==== Record set ====

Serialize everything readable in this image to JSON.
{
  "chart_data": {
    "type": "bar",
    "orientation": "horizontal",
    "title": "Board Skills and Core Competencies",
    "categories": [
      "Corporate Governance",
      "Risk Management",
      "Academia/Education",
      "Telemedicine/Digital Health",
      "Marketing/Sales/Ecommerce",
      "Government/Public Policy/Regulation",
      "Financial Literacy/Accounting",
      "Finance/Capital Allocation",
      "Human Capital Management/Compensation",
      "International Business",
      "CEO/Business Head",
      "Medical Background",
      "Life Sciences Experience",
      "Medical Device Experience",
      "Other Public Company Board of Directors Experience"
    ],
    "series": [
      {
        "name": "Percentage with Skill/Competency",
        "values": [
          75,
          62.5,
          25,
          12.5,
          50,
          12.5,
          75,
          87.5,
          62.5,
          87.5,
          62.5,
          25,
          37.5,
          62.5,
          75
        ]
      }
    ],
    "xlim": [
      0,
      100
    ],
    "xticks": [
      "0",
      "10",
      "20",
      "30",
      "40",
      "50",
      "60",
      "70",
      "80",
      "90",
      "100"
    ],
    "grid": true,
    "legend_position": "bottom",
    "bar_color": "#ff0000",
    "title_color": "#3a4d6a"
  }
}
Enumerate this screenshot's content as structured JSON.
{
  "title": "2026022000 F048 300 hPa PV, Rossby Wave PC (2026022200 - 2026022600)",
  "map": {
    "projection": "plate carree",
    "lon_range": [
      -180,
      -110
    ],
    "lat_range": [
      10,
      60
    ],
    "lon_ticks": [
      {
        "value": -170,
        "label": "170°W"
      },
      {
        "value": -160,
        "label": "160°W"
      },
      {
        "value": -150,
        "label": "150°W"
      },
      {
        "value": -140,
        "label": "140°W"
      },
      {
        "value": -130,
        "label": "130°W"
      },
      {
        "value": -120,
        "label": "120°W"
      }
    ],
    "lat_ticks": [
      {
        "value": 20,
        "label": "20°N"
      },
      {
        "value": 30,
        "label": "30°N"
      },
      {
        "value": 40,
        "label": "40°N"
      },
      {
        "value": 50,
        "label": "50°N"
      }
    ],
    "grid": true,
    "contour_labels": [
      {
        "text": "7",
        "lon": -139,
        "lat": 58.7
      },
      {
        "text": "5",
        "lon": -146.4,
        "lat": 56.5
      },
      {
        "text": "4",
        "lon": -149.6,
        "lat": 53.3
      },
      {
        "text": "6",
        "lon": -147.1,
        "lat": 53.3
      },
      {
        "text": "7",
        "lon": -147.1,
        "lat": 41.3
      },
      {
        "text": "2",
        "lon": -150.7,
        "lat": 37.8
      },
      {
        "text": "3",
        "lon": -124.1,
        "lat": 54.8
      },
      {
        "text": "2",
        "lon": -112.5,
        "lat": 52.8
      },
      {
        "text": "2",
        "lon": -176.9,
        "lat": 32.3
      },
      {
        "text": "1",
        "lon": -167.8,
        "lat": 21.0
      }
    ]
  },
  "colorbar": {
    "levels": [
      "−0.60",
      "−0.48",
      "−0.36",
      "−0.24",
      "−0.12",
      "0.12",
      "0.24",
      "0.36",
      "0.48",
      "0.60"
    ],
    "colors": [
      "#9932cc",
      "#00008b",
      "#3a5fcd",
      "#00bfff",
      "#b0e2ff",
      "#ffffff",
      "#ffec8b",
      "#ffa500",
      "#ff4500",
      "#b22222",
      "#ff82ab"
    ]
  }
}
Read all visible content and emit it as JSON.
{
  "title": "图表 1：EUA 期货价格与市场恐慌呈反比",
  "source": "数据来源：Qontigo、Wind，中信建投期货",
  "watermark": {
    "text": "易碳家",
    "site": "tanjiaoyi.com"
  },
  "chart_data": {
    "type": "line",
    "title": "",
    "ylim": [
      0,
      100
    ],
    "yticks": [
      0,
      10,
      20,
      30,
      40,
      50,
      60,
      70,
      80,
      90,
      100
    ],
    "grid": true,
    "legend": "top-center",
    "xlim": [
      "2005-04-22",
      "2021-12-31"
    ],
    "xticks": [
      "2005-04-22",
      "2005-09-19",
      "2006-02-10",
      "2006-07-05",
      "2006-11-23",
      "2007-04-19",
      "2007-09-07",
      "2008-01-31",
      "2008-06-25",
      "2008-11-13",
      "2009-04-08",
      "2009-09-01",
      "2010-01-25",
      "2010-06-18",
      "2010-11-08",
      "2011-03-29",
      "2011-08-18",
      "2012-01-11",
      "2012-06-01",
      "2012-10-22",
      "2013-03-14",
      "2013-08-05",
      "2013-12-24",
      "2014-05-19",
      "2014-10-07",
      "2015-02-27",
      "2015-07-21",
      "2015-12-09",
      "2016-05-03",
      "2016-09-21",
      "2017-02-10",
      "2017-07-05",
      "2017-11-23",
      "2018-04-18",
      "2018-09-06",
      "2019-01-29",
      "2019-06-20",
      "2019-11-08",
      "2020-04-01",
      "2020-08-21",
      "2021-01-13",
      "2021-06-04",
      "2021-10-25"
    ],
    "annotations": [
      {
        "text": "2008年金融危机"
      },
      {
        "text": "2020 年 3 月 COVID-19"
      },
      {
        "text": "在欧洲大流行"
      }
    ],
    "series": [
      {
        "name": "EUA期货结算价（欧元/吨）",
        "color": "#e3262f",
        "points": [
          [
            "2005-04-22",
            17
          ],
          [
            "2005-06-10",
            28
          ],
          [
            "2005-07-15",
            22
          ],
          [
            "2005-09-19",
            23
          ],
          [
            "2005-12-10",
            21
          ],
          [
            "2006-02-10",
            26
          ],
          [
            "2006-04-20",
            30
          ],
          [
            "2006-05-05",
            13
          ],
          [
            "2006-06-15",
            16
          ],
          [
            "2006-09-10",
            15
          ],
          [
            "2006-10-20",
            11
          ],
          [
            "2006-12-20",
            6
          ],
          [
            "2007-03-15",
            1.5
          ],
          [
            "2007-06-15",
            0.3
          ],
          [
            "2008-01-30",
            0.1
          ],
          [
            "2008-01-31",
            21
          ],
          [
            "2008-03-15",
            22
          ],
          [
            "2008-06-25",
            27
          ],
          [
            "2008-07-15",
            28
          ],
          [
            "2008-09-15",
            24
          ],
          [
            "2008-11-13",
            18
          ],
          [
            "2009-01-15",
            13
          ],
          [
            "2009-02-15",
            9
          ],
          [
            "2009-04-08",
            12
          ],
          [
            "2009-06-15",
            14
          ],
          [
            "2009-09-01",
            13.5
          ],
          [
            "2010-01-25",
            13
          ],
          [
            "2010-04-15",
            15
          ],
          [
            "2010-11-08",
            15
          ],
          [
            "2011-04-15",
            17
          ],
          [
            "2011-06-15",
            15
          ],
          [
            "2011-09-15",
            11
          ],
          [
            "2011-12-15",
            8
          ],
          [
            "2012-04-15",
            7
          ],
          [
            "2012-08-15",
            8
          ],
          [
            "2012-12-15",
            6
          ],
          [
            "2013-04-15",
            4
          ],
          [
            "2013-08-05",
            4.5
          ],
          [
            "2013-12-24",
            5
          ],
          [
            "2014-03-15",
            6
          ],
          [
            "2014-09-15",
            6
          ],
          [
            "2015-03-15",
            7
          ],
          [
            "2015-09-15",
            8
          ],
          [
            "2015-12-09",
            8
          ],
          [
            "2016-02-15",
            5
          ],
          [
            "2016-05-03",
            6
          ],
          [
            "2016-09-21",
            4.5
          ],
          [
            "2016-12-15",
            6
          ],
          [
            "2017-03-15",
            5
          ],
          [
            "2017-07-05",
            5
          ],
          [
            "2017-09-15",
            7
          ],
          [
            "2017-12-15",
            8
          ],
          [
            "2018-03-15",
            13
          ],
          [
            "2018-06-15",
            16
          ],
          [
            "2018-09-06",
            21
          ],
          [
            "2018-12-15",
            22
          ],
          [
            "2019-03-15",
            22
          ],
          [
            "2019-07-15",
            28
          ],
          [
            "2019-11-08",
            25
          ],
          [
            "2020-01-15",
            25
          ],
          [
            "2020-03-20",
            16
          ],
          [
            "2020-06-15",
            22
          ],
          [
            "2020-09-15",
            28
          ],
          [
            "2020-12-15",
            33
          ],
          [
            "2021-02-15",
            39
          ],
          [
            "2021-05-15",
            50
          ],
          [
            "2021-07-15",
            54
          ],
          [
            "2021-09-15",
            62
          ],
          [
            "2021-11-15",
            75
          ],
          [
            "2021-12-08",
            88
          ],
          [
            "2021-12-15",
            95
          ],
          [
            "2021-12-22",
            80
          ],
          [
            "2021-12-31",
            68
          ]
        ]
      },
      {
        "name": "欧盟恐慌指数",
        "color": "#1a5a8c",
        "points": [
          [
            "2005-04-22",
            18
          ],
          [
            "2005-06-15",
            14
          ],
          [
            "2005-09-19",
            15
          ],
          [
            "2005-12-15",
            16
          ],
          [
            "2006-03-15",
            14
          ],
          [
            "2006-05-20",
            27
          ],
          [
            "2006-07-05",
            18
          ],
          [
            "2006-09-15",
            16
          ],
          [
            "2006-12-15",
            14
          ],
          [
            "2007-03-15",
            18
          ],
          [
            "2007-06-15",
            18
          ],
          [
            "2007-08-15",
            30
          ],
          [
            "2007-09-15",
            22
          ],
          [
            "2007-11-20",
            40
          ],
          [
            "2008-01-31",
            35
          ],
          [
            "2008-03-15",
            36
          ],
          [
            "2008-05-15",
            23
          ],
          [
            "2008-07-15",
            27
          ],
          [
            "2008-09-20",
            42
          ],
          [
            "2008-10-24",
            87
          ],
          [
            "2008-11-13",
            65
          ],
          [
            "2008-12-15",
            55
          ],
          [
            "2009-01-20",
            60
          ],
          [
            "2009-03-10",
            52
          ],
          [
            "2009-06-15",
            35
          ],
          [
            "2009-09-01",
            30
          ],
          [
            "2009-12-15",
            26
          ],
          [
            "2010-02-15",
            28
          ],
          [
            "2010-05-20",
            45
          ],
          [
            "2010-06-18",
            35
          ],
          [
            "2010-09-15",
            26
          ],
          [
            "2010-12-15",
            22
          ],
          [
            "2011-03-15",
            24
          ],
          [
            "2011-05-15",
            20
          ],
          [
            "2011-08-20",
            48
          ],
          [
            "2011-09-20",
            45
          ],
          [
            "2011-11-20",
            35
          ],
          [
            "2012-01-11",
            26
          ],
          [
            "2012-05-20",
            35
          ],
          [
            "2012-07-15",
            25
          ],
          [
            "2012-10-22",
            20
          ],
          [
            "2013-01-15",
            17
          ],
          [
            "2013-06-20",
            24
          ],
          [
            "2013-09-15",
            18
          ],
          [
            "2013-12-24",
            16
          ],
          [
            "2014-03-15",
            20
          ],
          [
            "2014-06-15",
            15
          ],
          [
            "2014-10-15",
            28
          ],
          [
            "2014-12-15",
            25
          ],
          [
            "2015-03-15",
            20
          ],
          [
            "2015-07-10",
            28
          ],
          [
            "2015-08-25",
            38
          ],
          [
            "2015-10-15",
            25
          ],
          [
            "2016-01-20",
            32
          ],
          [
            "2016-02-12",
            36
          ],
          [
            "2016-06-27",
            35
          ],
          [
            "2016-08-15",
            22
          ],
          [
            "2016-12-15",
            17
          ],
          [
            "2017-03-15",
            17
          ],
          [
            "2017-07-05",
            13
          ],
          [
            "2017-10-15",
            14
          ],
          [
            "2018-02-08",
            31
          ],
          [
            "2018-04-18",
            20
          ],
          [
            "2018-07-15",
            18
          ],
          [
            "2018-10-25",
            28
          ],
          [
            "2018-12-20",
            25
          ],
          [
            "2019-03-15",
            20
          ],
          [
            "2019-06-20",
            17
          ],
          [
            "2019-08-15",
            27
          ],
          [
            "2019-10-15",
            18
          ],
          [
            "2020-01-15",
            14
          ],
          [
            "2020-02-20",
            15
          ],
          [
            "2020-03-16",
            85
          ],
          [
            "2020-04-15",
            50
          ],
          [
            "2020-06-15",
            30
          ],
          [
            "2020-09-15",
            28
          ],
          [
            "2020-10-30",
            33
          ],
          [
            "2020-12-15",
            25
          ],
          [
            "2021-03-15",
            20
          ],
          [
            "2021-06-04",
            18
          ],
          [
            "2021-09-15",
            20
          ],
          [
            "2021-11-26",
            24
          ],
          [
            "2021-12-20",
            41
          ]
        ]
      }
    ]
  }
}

====

_Exercise prompt_.
From the entries above, copy out every line where the string "Public" appears.

_Written answer_.
      "Government/Public Policy/Regulation",
      "Other Public Company Board of Directors Experience"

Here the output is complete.